TASK DIRECTIONS:
Hunt for the word "Sachbeschädigung" across the entries below, copying each line that holds it.

PROVIDED MATERIAL:
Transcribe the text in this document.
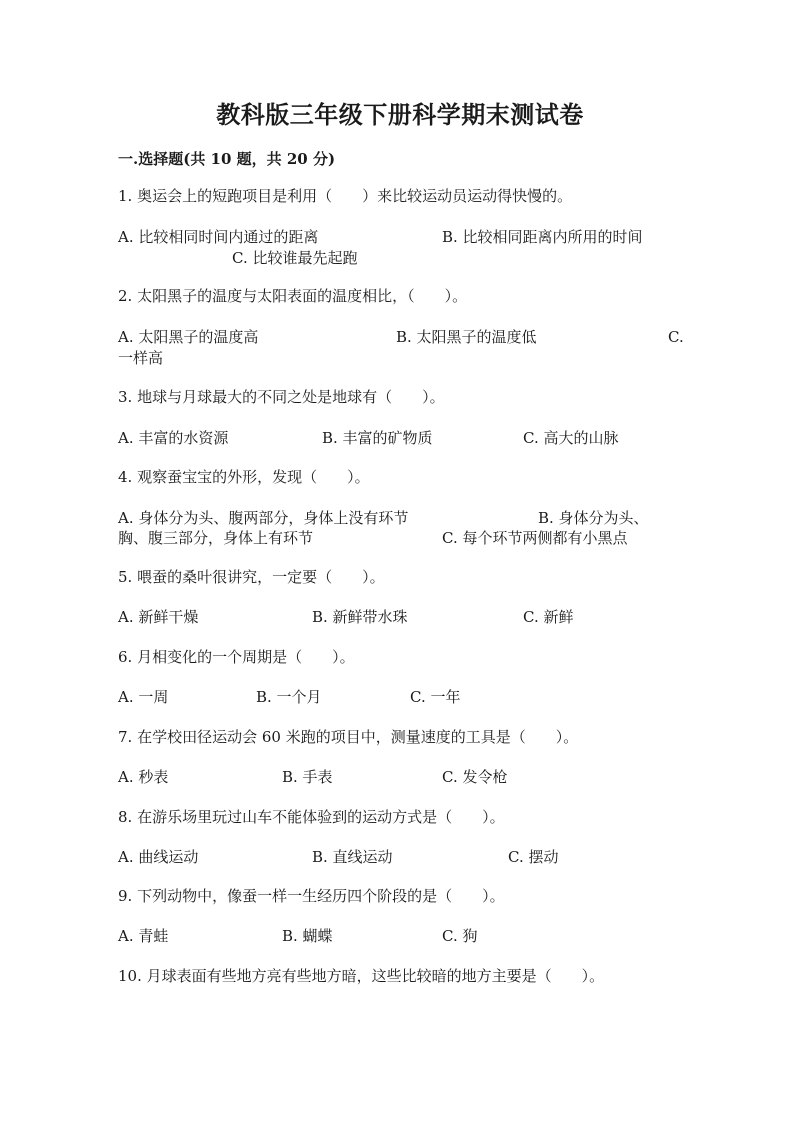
教科版三年级下册科学期末测试卷
一.选择题(共 10 题，共 20 分)
1. 奥运会上的短跑项目是利用（　　）来比较运动员运动得快慢的。
A. 比较相同时间内通过的距离	B. 比较相同距离内所用的时间
C. 比较谁最先起跑
2. 太阳黑子的温度与太阳表面的温度相比，（　　）。
A. 太阳黑子的温度高	B. 太阳黑子的温度低	C.
一样高
3. 地球与月球最大的不同之处是地球有（　　）。
A. 丰富的水资源	B. 丰富的矿物质	C. 高大的山脉
4. 观察蚕宝宝的外形，发现（　　）。
A. 身体分为头、腹两部分，身体上没有环节	B. 身体分为头、
胸、腹三部分，身体上有环节	C. 每个环节两侧都有小黑点
5. 喂蚕的桑叶很讲究，一定要（　　）。
A. 新鲜干燥	B. 新鲜带水珠	C. 新鲜
6. 月相变化的一个周期是（　　）。
A. 一周	B. 一个月	C. 一年
7. 在学校田径运动会 60 米跑的项目中，测量速度的工具是（　　）。
A. 秒表	B. 手表	C. 发令枪
8. 在游乐场里玩过山车不能体验到的运动方式是（　　）。
A. 曲线运动	B. 直线运动	C. 摆动
9. 下列动物中，像蚕一样一生经历四个阶段的是（　　）。
A. 青蛙	B. 蝴蝶	C. 狗
10. 月球表面有些地方亮有些地方暗，这些比较暗的地方主要是（　　）。
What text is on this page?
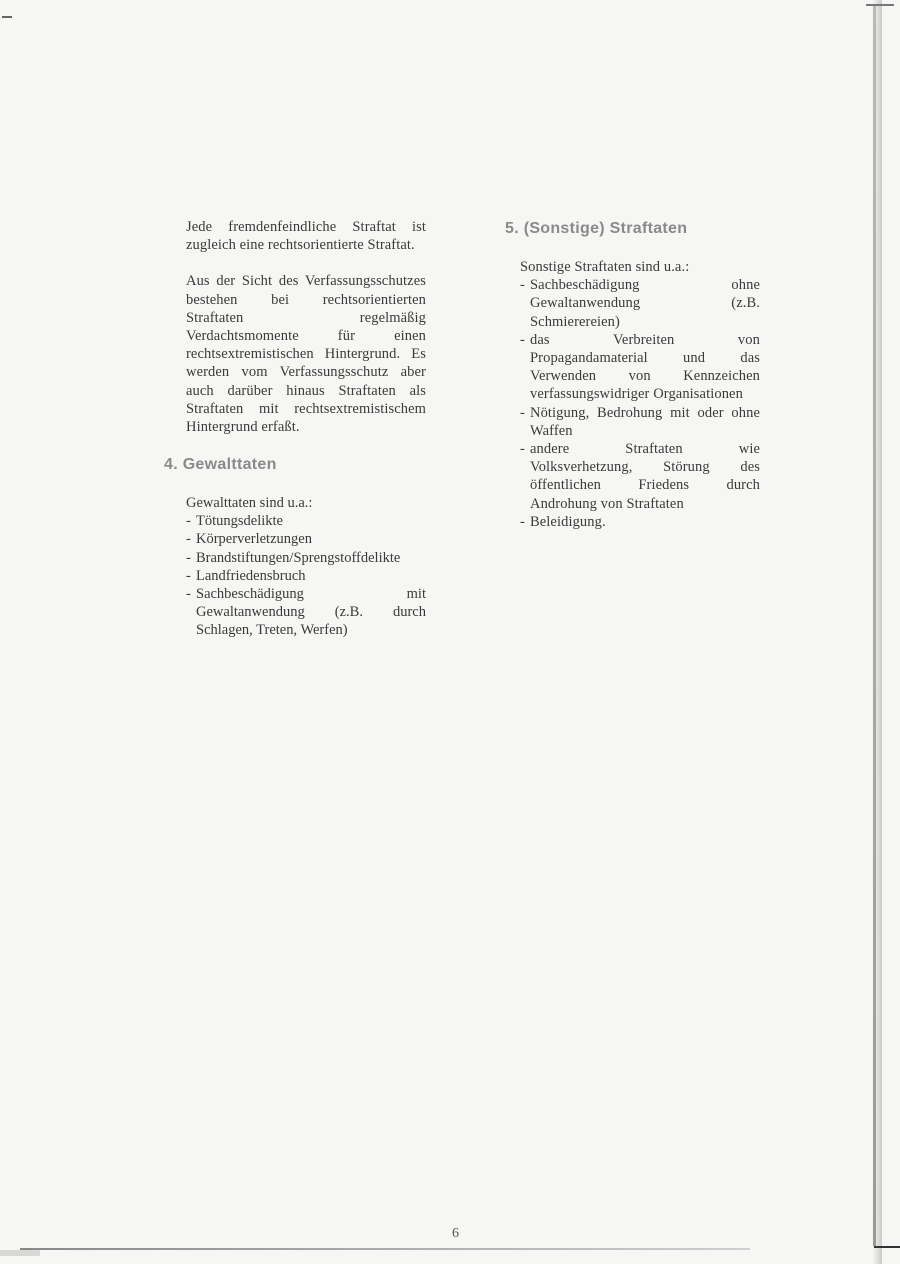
Jede fremdenfeindliche Straftat ist zugleich eine rechtsorientierte Straftat.

Aus der Sicht des Verfassungsschutzes bestehen bei rechtsorientierten Straftaten regelmäßig Verdachtsmomente für einen rechtsextremistischen Hintergrund. Es werden vom Verfassungsschutz aber auch darüber hinaus Straftaten als Straftaten mit rechtsextremistischem Hintergrund erfaßt.

4. Gewalttaten

Gewalttaten sind u.a.:

- Tötungsdelikte
- Körperverletzungen
- Brandstiftungen/Sprengstoffdelikte
- Landfriedensbruch
- Sachbeschädigung mit Gewaltanwendung (z.B. durch Schlagen, Treten, Werfen)
5. (Sonstige) Straftaten

Sonstige Straftaten sind u.a.:

- Sachbeschädigung ohne Gewaltanwendung (z.B. Schmierereien)
- das Verbreiten von Propagandamaterial und das Verwenden von Kennzeichen verfassungswidriger Organisationen
- Nötigung, Bedrohung mit oder ohne Waffen
- andere Straftaten wie Volksverhetzung, Störung des öffentlichen Friedens durch Androhung von Straftaten
- Beleidigung.
6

TASK SOLUTION:
- Sachbeschädigung mit Gewaltanwendung (z.B. durch Schlagen, Treten, Werfen)
- Sachbeschädigung ohne Gewaltanwendung (z.B. Schmierereien)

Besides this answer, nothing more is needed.